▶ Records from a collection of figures
■ ■ ■

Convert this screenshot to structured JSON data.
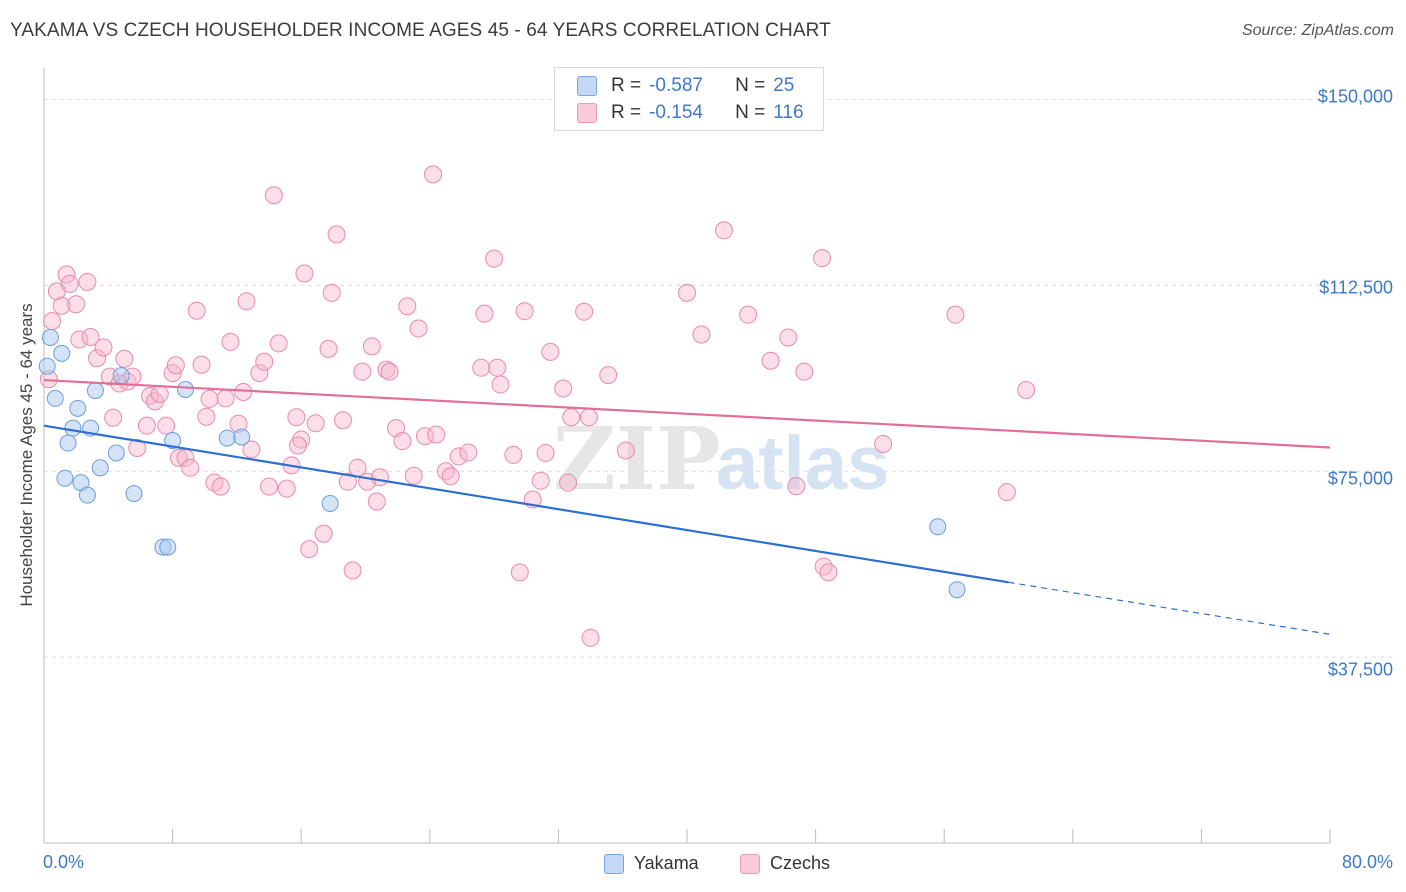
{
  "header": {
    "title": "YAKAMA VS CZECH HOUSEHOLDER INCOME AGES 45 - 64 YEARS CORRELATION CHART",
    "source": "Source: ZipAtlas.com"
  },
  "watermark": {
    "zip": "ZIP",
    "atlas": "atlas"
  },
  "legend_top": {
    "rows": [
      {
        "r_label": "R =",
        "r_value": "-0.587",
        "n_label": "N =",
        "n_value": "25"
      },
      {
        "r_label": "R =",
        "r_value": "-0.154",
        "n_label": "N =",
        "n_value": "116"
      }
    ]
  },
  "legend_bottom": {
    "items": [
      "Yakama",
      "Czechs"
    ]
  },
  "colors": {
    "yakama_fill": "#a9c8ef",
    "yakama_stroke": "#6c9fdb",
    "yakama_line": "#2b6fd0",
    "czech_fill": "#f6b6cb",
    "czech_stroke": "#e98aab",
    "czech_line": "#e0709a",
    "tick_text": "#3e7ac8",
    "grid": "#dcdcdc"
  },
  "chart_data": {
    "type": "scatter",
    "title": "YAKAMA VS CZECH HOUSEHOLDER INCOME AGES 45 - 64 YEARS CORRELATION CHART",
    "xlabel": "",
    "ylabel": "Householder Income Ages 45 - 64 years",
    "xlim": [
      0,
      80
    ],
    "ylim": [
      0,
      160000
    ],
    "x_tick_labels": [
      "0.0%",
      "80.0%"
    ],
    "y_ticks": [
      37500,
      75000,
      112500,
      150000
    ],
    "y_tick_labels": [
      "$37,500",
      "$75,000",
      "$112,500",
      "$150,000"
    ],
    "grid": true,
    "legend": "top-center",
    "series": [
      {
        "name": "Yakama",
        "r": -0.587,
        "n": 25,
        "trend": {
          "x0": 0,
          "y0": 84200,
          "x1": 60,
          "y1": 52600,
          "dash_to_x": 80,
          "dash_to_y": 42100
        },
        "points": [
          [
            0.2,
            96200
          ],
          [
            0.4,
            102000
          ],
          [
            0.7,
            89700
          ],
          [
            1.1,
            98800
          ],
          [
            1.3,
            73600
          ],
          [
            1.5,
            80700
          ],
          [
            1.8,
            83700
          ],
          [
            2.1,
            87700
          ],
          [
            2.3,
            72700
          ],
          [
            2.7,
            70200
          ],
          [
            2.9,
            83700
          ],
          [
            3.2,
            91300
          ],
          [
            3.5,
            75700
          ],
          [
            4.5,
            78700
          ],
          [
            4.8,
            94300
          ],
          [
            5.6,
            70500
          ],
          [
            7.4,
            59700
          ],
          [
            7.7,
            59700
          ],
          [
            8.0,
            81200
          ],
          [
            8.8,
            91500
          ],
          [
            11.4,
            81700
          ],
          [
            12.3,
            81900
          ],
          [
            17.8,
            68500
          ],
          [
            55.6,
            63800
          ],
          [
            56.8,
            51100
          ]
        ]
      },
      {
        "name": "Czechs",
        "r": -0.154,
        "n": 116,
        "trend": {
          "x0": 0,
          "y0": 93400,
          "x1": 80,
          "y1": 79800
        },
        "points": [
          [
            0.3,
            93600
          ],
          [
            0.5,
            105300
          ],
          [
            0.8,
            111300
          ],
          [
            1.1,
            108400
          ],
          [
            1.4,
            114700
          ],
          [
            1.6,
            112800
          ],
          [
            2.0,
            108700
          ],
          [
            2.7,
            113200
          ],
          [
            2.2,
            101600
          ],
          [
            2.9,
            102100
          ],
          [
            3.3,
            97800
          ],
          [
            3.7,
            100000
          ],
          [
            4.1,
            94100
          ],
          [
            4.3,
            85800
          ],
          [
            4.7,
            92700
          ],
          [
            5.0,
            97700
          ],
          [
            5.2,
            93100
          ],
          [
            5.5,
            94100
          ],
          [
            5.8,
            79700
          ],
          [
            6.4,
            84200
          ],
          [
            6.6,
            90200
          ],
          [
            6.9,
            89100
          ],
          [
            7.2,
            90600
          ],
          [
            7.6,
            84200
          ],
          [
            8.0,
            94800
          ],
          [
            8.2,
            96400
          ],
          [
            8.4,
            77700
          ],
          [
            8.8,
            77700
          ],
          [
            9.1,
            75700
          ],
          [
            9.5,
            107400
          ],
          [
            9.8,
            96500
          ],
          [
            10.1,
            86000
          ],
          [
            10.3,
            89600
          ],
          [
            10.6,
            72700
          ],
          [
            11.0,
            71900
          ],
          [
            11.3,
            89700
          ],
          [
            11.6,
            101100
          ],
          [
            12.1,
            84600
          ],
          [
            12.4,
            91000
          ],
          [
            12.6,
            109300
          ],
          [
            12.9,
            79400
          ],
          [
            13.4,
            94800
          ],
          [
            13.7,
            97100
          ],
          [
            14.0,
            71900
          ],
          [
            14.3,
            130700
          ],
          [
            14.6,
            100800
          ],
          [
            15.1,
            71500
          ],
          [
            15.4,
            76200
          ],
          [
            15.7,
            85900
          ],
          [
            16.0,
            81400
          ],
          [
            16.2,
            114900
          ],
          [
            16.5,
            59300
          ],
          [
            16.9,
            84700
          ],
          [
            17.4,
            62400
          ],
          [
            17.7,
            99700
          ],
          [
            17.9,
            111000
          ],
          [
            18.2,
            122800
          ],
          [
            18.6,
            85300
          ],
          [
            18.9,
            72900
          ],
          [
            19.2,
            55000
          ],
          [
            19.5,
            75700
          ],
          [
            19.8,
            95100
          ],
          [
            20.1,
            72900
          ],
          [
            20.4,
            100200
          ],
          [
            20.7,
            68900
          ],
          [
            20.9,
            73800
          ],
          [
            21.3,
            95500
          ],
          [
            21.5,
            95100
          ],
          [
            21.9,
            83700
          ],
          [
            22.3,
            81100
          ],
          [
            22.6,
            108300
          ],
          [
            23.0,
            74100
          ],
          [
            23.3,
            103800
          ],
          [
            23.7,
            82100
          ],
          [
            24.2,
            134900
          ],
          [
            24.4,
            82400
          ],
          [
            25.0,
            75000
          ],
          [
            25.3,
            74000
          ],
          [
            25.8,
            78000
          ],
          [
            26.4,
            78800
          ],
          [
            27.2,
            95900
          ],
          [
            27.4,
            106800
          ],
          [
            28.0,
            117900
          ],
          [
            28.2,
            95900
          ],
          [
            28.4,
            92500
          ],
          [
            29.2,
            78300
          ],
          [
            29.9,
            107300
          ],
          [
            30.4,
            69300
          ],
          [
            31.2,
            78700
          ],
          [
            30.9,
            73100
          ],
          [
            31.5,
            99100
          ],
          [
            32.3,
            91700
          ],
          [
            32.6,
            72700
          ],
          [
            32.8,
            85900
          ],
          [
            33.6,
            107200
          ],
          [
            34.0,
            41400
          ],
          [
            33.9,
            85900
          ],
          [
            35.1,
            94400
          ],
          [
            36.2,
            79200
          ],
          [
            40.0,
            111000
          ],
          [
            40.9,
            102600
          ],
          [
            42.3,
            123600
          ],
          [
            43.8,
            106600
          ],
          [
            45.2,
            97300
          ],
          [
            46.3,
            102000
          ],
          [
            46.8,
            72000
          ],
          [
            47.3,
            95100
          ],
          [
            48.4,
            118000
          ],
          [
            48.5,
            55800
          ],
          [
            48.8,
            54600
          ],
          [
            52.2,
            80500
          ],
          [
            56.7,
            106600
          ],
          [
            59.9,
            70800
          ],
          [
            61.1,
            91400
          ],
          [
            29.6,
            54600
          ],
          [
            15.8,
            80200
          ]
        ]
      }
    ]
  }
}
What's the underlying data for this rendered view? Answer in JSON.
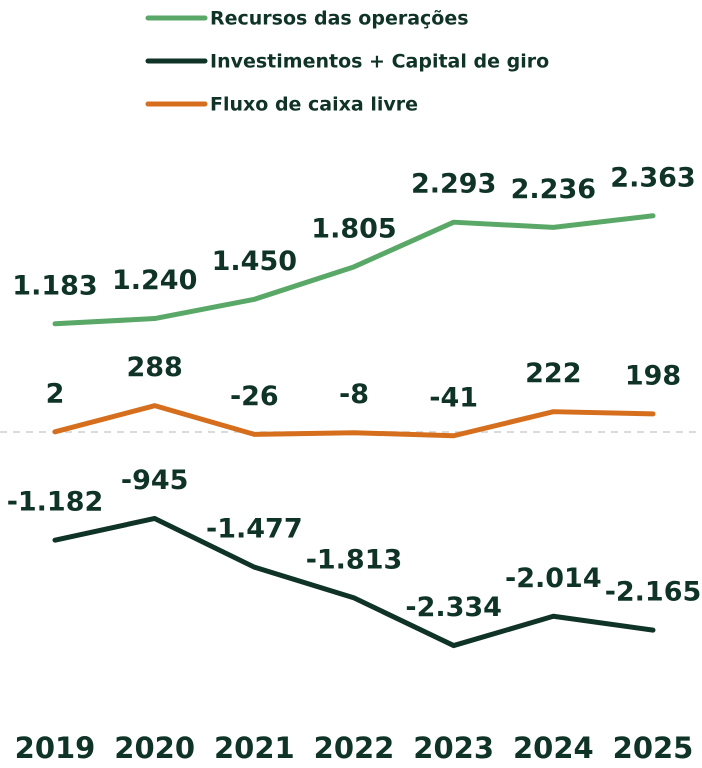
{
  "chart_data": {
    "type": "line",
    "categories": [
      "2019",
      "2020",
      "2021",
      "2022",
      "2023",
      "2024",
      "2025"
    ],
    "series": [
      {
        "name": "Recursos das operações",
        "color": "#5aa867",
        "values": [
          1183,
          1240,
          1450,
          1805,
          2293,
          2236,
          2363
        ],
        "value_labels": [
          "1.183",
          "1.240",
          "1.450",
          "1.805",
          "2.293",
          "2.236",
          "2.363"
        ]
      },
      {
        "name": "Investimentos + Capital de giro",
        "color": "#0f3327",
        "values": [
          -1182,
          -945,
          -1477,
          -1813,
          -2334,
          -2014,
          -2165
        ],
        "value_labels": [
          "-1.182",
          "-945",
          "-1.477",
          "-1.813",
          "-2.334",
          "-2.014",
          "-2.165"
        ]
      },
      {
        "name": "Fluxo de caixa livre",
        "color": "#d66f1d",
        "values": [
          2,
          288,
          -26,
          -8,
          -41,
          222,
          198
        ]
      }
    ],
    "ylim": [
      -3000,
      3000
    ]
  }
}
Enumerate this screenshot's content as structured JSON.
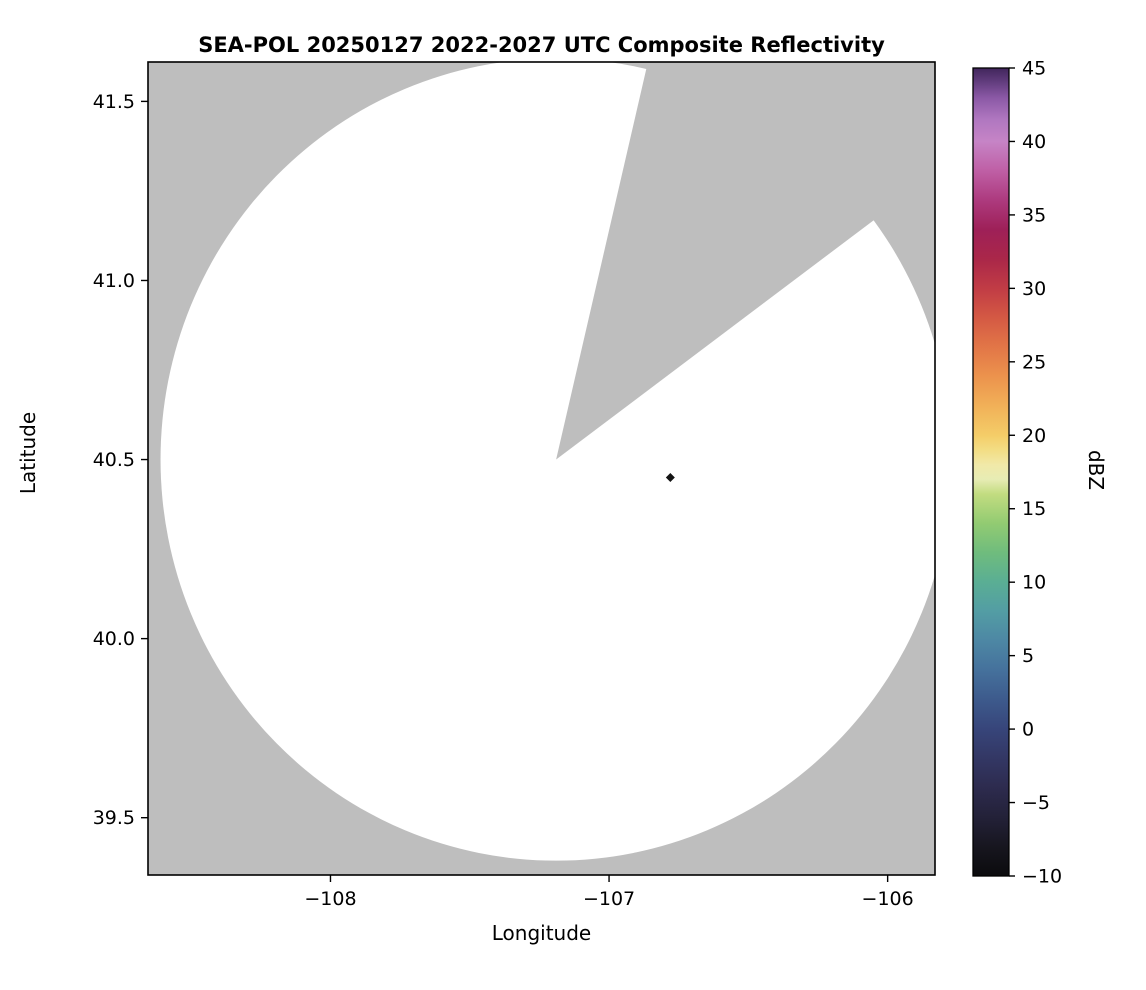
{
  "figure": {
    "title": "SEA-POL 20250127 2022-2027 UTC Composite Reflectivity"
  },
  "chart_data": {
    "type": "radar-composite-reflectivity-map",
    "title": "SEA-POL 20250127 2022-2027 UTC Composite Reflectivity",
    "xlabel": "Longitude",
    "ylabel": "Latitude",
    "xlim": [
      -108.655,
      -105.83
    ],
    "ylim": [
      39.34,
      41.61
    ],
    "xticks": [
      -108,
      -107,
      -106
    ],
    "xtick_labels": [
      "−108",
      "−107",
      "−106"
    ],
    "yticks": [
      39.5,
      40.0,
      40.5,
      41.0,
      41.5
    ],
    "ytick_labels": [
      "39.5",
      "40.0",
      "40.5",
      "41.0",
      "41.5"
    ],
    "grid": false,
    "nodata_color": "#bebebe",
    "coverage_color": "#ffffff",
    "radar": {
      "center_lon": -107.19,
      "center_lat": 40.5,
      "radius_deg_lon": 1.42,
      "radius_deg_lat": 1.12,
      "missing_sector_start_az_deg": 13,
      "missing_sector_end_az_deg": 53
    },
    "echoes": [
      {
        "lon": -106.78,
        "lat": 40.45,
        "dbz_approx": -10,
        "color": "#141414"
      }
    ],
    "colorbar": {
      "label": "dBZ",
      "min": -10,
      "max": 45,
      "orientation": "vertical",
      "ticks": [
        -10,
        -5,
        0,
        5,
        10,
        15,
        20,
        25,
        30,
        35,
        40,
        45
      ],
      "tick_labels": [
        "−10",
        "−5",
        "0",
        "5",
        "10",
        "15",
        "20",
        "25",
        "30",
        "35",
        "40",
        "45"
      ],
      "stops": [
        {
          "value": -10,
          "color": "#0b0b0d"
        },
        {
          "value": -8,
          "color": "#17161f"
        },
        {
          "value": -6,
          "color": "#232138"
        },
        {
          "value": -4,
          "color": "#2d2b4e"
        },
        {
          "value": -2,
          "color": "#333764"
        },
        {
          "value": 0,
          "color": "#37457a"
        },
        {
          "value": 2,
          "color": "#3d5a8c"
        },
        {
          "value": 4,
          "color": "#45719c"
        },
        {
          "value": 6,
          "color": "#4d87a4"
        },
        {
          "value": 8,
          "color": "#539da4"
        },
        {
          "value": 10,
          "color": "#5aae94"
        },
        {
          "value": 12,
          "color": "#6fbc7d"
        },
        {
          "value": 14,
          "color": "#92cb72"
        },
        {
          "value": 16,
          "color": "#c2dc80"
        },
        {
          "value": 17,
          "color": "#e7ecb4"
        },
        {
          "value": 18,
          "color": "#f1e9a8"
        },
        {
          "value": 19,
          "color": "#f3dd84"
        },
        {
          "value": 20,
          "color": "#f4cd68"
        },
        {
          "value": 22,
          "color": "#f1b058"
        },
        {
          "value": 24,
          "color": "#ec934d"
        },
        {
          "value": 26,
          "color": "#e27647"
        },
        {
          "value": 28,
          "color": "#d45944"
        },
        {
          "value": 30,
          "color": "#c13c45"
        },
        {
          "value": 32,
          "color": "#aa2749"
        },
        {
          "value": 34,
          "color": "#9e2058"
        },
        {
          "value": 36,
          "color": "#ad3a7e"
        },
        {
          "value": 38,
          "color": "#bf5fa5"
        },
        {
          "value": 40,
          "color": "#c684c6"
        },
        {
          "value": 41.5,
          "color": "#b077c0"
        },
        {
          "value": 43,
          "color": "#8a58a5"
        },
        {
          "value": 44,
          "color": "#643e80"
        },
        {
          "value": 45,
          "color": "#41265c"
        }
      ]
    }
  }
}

■ ■ ■

Your answer should be a single number: the count of lines in these records that hold the string "screenshot".

▶ Problem solution
2